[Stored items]

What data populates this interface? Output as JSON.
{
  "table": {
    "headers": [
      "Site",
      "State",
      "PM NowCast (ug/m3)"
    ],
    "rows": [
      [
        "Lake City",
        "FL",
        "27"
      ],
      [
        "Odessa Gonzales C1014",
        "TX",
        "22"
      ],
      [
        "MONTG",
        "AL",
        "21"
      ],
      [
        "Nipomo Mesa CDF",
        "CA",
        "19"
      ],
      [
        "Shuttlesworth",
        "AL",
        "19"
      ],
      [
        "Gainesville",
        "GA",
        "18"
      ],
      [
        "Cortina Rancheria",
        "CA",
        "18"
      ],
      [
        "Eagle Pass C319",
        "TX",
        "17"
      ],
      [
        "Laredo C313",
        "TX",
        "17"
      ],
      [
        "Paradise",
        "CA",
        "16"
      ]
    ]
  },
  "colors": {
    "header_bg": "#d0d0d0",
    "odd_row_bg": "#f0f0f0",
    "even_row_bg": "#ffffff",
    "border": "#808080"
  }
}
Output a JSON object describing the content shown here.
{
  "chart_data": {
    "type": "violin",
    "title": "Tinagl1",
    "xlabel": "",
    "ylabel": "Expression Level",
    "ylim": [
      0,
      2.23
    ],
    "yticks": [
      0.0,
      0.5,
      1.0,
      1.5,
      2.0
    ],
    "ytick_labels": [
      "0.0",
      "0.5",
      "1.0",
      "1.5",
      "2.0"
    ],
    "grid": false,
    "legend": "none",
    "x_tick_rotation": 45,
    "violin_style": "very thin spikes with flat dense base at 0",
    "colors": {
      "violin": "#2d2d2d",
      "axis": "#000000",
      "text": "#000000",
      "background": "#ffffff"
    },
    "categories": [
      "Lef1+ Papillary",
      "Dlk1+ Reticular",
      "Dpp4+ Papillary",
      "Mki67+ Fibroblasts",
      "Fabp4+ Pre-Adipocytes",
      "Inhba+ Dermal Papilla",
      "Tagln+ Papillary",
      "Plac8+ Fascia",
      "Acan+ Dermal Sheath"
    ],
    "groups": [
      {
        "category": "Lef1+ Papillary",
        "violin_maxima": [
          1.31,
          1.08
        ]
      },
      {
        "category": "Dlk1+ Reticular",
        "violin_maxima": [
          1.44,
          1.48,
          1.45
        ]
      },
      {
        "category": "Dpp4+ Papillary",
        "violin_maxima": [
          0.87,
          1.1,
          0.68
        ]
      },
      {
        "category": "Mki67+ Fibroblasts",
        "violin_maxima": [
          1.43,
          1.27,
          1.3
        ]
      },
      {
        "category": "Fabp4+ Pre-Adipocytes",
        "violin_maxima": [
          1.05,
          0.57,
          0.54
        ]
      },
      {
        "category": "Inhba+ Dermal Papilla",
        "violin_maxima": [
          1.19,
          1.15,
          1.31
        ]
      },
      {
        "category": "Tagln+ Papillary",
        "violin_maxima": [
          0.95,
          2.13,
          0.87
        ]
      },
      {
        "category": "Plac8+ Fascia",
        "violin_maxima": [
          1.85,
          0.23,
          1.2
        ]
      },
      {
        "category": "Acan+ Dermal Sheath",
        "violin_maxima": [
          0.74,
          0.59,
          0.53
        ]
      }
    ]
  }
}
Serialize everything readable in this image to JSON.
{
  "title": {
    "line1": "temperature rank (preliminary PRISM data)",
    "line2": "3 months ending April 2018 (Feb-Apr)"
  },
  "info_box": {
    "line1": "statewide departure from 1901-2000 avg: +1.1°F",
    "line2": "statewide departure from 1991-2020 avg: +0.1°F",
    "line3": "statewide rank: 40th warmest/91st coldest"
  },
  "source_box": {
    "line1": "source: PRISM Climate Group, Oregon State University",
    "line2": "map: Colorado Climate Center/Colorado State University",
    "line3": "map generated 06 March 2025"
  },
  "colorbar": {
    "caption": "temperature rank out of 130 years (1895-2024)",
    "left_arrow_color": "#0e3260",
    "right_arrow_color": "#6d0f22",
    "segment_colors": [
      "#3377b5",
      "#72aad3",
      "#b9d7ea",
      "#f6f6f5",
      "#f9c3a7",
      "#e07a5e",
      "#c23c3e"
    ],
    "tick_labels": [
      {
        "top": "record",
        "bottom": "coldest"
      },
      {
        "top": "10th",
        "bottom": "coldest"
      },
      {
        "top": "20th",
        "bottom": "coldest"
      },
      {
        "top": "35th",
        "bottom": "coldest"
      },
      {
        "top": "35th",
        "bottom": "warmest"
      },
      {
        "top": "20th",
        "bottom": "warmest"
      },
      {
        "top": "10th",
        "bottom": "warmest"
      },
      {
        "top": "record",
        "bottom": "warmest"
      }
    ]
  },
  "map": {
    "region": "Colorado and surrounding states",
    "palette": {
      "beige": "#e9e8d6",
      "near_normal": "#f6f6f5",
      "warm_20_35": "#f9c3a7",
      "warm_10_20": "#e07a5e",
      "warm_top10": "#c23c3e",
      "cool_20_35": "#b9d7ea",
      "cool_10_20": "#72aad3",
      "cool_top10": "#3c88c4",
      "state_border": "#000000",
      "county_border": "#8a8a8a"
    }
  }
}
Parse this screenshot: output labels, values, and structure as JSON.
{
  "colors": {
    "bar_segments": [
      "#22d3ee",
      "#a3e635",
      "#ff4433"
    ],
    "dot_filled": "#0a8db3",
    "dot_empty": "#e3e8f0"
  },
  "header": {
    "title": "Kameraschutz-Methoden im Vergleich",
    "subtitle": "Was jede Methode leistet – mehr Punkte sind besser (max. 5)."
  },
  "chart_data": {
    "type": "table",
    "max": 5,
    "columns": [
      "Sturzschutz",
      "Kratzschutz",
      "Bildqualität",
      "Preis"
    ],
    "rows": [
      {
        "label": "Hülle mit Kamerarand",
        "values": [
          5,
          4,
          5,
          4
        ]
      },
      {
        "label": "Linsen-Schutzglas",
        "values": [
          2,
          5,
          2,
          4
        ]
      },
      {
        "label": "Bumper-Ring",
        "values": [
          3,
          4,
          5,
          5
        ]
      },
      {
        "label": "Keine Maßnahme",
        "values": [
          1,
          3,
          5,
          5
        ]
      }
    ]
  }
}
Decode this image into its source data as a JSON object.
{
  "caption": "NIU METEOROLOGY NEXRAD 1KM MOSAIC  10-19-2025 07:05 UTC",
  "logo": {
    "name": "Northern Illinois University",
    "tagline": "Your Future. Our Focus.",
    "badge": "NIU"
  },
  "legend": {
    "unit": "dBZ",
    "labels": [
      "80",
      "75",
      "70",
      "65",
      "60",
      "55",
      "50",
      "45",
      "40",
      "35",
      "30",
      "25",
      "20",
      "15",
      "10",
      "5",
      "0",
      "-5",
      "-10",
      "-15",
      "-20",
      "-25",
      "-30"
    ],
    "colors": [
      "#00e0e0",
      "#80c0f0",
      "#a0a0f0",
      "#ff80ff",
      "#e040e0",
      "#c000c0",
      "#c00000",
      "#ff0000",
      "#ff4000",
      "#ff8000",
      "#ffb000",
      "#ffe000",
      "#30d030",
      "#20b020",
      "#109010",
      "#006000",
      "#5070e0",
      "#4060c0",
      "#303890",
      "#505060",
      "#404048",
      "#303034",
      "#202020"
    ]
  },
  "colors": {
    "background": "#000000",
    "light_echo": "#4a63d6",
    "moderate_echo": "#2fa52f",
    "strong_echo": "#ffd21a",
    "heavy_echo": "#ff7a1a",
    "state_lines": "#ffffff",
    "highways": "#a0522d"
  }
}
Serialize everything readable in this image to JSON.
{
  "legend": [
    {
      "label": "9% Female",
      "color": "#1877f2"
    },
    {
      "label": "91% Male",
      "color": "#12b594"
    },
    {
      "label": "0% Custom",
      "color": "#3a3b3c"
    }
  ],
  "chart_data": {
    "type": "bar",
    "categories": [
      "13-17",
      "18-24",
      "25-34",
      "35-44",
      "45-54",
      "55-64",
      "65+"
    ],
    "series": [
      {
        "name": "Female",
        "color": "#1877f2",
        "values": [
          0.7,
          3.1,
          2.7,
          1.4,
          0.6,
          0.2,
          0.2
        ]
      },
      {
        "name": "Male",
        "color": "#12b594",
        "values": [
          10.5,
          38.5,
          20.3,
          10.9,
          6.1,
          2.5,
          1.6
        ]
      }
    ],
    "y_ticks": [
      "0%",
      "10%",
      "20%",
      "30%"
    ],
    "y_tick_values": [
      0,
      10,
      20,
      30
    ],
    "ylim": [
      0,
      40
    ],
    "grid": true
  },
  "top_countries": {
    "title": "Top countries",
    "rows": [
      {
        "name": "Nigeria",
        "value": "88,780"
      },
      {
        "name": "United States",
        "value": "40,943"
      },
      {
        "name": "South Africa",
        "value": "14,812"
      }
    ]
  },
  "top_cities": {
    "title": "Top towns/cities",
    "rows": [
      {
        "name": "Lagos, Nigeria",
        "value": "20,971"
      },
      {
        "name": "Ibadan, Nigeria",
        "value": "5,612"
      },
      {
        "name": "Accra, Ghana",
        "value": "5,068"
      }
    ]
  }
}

• THE EXERCISE: Select all lines with the word "Adipocytes" from the entries above.

• WRITTEN SOLUTION:
      "Fabp4+ Pre-Adipocytes",
        "category": "Fabp4+ Pre-Adipocytes",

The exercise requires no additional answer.